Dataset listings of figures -
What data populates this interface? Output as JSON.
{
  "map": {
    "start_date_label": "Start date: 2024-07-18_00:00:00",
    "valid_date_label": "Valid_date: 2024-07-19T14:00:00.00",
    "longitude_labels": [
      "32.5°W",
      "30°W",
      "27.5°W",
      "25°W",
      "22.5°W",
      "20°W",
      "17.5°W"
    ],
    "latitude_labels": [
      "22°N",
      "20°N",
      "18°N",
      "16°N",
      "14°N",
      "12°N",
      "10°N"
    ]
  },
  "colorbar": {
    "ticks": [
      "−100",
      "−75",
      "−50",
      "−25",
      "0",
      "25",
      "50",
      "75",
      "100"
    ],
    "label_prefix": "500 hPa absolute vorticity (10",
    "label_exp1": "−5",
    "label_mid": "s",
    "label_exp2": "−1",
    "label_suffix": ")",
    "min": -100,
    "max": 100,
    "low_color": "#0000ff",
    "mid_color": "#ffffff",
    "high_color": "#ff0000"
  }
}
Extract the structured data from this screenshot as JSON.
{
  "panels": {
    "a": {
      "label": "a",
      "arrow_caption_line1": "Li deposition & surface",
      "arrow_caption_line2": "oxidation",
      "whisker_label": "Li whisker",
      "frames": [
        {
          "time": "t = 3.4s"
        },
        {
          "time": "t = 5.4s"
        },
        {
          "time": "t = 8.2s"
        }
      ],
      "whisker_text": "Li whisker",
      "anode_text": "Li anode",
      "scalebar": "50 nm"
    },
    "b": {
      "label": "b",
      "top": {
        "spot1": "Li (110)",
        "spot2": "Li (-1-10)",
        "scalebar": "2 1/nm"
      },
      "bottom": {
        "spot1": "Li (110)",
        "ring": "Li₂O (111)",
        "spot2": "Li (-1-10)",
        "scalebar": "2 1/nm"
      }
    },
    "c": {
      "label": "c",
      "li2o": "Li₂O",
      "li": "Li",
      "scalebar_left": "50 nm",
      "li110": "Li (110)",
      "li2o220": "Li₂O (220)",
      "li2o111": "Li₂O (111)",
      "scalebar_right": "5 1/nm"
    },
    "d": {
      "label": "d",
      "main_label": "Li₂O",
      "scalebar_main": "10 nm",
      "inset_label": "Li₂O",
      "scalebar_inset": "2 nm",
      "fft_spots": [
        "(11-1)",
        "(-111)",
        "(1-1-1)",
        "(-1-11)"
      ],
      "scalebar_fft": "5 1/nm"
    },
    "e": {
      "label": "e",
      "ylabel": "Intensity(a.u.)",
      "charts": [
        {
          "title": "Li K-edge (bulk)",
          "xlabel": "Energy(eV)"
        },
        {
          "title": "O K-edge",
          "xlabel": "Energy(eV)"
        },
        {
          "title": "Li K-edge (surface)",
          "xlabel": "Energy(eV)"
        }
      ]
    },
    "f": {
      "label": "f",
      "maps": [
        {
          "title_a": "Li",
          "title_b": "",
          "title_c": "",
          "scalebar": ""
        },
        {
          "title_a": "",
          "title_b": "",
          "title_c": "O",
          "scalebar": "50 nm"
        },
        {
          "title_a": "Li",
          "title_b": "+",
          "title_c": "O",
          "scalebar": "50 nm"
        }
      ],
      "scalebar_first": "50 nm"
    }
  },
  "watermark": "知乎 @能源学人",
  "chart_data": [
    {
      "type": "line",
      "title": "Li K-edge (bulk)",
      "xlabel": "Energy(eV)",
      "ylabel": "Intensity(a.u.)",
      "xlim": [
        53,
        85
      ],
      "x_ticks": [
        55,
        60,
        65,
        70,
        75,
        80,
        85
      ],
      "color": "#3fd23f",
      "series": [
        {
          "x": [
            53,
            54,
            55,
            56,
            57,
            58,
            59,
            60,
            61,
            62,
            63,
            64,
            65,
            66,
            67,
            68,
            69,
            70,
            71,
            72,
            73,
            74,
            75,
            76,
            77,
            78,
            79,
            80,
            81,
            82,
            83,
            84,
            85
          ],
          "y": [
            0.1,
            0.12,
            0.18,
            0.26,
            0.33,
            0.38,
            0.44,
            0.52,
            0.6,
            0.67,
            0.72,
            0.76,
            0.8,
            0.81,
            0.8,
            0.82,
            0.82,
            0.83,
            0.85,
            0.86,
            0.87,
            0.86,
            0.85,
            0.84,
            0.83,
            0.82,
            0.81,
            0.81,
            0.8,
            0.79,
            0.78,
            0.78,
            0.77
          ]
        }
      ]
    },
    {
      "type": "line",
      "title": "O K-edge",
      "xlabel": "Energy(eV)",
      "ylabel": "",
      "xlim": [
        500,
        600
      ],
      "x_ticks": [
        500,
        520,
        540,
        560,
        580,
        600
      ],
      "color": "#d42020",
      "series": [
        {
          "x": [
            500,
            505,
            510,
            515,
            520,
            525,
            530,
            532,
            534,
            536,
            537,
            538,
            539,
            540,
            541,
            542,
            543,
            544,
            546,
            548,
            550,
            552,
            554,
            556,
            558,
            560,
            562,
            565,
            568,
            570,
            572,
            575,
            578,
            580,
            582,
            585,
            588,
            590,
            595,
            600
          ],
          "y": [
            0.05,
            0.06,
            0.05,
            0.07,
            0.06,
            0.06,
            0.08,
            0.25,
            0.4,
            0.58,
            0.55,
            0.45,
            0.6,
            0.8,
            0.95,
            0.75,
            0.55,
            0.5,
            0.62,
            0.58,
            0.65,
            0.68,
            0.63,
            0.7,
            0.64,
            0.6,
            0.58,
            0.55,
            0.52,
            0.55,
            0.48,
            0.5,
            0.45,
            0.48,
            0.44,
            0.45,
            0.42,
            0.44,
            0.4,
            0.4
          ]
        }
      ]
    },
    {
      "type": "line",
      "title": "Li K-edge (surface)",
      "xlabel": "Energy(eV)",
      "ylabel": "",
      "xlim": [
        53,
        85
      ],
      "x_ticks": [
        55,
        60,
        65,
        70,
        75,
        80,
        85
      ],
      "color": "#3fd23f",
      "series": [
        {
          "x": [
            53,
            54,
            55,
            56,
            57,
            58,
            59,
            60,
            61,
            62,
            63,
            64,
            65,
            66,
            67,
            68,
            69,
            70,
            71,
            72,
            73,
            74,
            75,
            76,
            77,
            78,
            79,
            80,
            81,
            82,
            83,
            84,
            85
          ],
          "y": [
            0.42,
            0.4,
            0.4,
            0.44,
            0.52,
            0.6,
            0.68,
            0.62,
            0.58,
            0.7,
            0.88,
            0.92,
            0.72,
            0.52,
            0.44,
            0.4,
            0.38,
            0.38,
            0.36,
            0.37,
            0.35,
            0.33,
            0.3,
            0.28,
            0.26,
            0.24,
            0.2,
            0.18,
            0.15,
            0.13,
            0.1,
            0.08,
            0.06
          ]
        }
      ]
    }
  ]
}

INSTRUCTION -
Determine the number of lines in these entries that contain the word "this", and write only that number.

EXERCISE OUTPUT -
2